* [To do] Repeat, exactly and only, the lines from the one containing "Read this page and output its text content." to the last line, inclusive; do not repeat the pictures.

··· Records shown ···

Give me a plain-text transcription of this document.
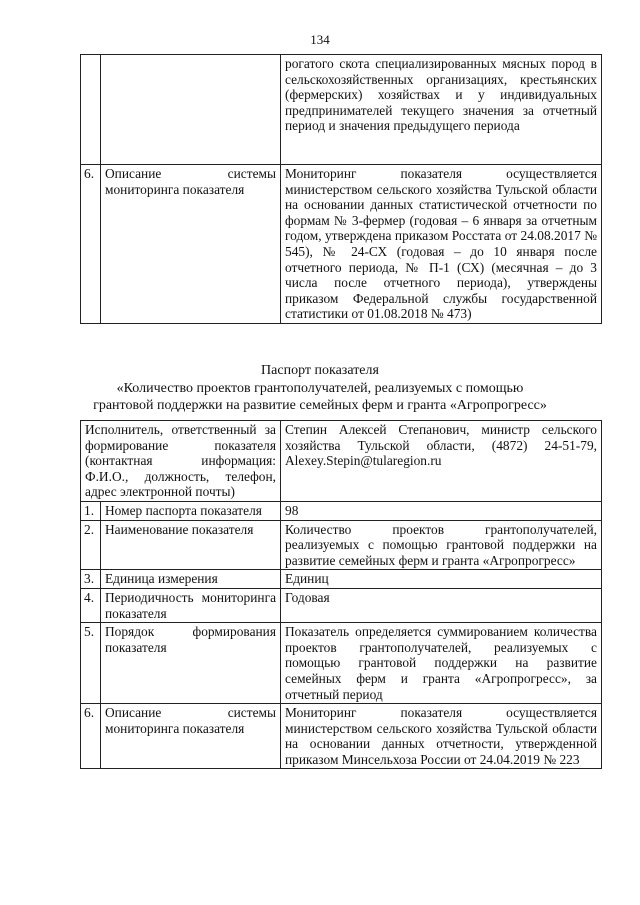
134
		рогатого скота специализированных мясных пород в сельскохозяйственных организациях, крестьянских (фермерских) хозяйствах и у индивидуальных предпринимателей текущего значения за отчетный период и значения предыдущего периода
6.	Описание системы мониторинга показателя	Мониторинг показателя осуществляется министерством сельского хозяйства Тульской области на основании данных статистической отчетности по формам № 3-фермер (годовая – 6 января за отчетным годом, утверждена приказом Росстата от 24.08.2017 № 545), № 24-СХ (годовая – до 10 января после отчетного периода, № П-1 (СХ) (месячная – до 3 числа после отчетного периода), утверждены приказом Федеральной службы государственной статистики от 01.08.2018 № 473)
Паспорт показателя
«Количество проектов грантополучателей, реализуемых с помощью
грантовой поддержки на развитие семейных ферм и гранта «Агропрогресс»
Исполнитель, ответственный за формирование показателя (контактная информация: Ф.И.О., должность, телефон, адрес электронной почты)		Степин Алексей Степанович, министр сельского хозяйства Тульской области, (4872) 24-51-79, Alexey.Stepin@tularegion.ru
1.	Номер паспорта показателя	98
2.	Наименование показателя	Количество проектов грантополучателей, реализуемых с помощью грантовой поддержки на развитие семейных ферм и гранта «Агропрогресс»
3.	Единица измерения	Единиц
4.	Периодичность мониторинга показателя	Годовая
5.	Порядок формирования показателя	Показатель определяется суммированием количества проектов грантополучателей, реализуемых с помощью грантовой поддержки на развитие семейных ферм и гранта «Агропрогресс», за отчетный период
6.	Описание системы мониторинга показателя	Мониторинг показателя осуществляется министерством сельского хозяйства Тульской области на основании данных отчетности, утвержденной приказом Минсельхоза России от 24.04.2019 № 223
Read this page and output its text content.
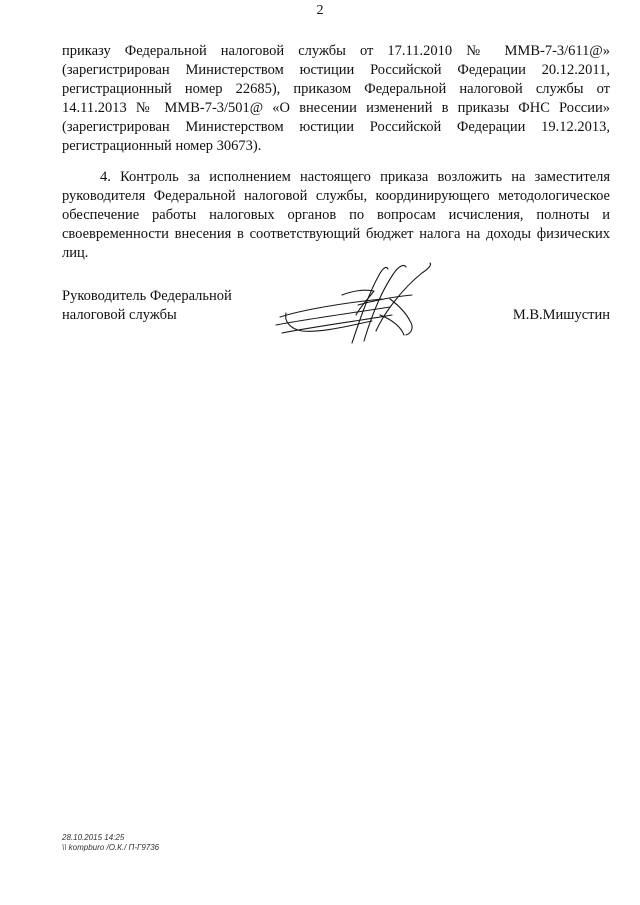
2

приказу Федеральной налоговой службы от 17.11.2010 № ММВ-7-3/611@» (зарегистрирован Министерством юстиции Российской Федерации 20.12.2011, регистрационный номер 22685), приказом Федеральной налоговой службы от 14.11.2013 № ММВ-7-3/501@ «О внесении изменений в приказы ФНС России» (зарегистрирован Министерством юстиции Российской Федерации 19.12.2013, регистрационный номер 30673).

4. Контроль за исполнением настоящего приказа возложить на заместителя руководителя Федеральной налоговой службы, координирующего методологическое обеспечение работы налоговых органов по вопросам исчисления, полноты и своевременности внесения в соответствующий бюджет налога на доходы физических лиц.

Руководитель Федеральной
налоговой службы	М.В.Мишустин
28.10.2015 14:25
\\ kompburo /О.К./ П-Г9736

···

* [Exercise answer]
Read this page and output its text content.
2

приказу Федеральной налоговой службы от 17.11.2010 № ММВ-7-3/611@» (зарегистрирован Министерством юстиции Российской Федерации 20.12.2011, регистрационный номер 22685), приказом Федеральной налоговой службы от 14.11.2013 № ММВ-7-3/501@ «О внесении изменений в приказы ФНС России» (зарегистрирован Министерством юстиции Российской Федерации 19.12.2013, регистрационный номер 30673).

4. Контроль за исполнением настоящего приказа возложить на заместителя руководителя Федеральной налоговой службы, координирующего методологическое обеспечение работы налоговых органов по вопросам исчисления, полноты и своевременности внесения в соответствующий бюджет налога на доходы физических лиц.

Руководитель Федеральной
налоговой службы	М.В.Мишустин
28.10.2015 14:25
\\ kompburo /О.К./ П-Г9736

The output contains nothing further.